▶ **WORK TO COMPLETE**: Can you reproduce, word for word, the part of the article on the Venezuelan election poll starting at "The figures translate" and ending at "1% of support."?

▶ **READING PASSAGE**:
People holding the Venezuelan flag
People holding the Venezuelan flag Reuters

Two thirds of Venezuelan voters want the country to go in a different direction after the upcoming July presidential election, in which opposition candidate Edmundo González Urrutia will seek to start the end of over 20 years of Chavismo in the Latin American country.

The conclusion comes from a new poll by ClearPath Strategies, which interviewed 1,500 prospective voters. Results also showed that two thirds of respondents (67%) said they are very likely to go to the polls next month.

Edmundo González, virtually unknown before being anointed as the coalition's candidate following the ban of top leader María Corina Machado and her stand in-Corina Yoris, is now known virtually all Venezuelans (96%). Moreover, he enjoys a 54% favorability rate, compared to Maduro's 35%.

The figures translate almost fully to voting intention, as Urrutia would get 56% of the vote compared to Maduro's 35%. No other candidate has over 1% of support.

[Dataset items]

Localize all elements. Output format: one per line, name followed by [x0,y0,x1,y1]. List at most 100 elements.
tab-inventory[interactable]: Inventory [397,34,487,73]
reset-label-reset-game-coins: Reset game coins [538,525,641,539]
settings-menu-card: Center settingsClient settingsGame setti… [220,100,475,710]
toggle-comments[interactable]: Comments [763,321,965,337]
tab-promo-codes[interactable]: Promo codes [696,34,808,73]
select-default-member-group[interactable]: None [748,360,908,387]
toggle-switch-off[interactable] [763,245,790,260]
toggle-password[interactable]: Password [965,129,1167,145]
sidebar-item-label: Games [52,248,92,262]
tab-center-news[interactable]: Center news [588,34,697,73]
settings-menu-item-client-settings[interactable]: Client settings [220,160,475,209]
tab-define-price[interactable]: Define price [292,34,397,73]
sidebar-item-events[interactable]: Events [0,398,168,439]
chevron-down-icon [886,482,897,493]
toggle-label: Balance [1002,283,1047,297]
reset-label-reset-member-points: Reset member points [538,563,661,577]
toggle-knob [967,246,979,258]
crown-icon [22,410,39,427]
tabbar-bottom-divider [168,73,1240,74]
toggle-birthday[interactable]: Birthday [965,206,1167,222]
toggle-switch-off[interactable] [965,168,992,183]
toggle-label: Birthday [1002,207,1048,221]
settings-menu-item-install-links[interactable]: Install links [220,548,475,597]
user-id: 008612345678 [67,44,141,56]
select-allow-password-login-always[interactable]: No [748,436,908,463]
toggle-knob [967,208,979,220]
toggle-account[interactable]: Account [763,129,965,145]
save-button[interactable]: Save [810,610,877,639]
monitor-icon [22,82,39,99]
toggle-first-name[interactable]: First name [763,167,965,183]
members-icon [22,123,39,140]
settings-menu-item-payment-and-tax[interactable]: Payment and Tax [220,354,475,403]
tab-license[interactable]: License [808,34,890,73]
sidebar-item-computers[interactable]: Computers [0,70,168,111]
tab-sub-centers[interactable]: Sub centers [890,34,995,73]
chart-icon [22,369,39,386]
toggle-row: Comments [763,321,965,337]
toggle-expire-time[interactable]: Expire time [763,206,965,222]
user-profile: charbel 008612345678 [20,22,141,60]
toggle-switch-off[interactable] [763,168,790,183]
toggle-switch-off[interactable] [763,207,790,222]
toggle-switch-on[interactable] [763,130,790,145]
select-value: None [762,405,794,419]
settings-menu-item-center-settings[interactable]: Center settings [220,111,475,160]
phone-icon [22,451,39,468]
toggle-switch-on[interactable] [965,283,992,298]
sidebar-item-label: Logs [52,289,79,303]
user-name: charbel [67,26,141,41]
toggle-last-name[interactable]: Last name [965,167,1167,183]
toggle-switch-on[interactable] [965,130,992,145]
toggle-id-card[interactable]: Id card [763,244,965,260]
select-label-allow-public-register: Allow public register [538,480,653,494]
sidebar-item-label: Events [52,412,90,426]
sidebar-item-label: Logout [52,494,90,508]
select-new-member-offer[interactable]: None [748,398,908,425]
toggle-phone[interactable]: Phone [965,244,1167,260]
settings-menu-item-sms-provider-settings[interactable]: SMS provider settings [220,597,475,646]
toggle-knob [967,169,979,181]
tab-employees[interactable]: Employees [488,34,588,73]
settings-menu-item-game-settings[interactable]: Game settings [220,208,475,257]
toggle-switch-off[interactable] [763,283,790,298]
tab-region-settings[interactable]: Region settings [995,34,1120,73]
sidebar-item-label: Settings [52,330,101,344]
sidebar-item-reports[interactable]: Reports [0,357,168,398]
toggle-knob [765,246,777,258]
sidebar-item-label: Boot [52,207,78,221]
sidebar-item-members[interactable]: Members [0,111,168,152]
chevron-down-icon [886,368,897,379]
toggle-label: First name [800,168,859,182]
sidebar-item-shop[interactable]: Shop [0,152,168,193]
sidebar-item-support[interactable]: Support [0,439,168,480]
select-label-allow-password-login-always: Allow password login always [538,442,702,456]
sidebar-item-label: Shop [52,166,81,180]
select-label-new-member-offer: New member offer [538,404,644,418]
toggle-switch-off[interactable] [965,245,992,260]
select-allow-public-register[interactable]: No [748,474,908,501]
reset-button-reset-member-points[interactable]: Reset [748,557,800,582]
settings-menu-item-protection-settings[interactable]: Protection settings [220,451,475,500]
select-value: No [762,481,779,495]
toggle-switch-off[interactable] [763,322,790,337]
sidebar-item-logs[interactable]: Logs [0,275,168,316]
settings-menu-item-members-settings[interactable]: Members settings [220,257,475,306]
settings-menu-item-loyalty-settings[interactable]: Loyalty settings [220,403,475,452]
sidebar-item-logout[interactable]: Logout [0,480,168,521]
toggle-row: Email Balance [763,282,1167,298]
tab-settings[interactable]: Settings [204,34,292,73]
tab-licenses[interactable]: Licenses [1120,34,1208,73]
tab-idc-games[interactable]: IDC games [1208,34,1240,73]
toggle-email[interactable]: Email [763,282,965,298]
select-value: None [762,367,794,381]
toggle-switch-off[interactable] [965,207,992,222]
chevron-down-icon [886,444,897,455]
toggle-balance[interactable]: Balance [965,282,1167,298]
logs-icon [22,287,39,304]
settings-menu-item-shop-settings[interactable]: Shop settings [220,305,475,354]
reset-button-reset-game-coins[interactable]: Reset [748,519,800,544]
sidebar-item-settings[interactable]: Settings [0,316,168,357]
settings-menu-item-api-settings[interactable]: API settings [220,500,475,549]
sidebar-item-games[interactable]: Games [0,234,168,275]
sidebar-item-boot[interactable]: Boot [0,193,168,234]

▶ **ANSWER TO THIS EXERCISE**:
The figures translate almost fully to voting intention, as Urrutia would get 56% of the vote compared to Maduro's 35%. No other candidate has over 1% of support.